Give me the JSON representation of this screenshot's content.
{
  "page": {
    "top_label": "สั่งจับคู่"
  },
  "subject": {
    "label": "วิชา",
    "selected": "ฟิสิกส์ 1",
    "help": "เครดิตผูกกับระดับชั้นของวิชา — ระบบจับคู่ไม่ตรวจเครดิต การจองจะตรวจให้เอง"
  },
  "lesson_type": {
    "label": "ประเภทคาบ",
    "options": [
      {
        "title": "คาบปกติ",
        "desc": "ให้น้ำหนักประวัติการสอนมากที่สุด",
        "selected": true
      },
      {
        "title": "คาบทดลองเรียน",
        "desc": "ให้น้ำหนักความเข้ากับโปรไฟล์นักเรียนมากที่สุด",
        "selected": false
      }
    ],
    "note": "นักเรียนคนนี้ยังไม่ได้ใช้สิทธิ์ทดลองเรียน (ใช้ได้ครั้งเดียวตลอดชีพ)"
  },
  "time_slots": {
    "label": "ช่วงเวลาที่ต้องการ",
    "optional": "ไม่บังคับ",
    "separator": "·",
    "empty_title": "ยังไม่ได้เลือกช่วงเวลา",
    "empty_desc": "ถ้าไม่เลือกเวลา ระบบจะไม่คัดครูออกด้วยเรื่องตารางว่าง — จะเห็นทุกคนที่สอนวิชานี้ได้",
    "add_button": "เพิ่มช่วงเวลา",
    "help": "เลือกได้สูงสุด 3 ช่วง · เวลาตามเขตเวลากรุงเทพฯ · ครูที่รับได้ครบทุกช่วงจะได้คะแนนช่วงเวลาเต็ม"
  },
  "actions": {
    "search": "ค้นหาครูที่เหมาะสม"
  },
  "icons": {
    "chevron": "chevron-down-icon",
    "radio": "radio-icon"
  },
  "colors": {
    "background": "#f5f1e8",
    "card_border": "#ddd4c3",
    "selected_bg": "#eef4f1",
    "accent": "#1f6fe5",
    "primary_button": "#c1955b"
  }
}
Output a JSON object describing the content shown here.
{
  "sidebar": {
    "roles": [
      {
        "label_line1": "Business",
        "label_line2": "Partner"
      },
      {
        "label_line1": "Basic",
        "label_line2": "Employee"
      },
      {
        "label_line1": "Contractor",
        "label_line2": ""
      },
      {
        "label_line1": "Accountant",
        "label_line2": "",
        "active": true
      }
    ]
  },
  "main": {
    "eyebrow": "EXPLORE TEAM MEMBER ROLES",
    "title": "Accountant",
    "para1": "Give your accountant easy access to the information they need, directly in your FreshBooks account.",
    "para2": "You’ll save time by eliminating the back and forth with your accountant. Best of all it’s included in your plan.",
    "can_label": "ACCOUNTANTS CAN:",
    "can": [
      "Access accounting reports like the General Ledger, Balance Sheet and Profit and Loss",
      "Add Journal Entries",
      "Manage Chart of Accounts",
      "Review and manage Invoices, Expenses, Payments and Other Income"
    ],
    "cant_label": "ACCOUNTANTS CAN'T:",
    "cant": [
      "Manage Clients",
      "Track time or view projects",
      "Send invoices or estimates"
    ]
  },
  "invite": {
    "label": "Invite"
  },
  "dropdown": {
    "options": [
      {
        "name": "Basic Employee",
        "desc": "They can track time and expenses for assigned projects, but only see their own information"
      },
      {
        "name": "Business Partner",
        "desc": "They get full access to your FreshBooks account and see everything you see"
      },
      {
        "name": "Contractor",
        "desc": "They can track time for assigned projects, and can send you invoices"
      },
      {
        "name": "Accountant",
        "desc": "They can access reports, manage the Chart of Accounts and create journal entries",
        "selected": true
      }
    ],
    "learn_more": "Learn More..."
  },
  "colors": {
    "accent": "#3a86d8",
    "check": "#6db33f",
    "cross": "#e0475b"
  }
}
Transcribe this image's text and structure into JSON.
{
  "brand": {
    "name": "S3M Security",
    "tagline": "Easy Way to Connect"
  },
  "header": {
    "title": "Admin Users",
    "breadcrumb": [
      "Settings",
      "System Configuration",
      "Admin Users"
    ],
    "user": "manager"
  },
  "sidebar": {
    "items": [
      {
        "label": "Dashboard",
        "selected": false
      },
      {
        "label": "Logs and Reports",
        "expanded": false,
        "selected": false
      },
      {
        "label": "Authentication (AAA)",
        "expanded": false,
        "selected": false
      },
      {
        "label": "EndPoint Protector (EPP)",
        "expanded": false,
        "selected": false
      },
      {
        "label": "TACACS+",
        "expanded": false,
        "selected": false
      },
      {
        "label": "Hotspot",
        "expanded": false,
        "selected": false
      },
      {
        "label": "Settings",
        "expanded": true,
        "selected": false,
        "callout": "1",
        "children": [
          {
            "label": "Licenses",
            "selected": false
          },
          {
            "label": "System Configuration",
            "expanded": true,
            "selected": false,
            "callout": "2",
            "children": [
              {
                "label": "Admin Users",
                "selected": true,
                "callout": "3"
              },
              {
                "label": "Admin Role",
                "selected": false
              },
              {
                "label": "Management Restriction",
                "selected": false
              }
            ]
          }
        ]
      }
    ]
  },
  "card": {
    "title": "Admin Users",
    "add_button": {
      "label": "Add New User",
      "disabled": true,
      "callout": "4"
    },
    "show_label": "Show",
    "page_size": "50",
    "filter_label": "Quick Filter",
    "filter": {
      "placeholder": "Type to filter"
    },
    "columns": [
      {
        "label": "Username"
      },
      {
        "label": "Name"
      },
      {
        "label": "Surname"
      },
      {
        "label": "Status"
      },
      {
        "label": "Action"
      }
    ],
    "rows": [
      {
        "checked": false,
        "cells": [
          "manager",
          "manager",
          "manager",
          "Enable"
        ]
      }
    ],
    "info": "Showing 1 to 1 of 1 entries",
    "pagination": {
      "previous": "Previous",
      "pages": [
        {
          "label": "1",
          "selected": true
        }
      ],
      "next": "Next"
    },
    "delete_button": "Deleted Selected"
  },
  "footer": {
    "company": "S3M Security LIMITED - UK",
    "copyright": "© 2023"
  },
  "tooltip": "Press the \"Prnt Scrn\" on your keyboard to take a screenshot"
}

* TASK BRIEF
Show each line holding the word "Basic".

* COMPLETE RESPONSE
        "label_line1": "Basic",
        "name": "Basic Employee",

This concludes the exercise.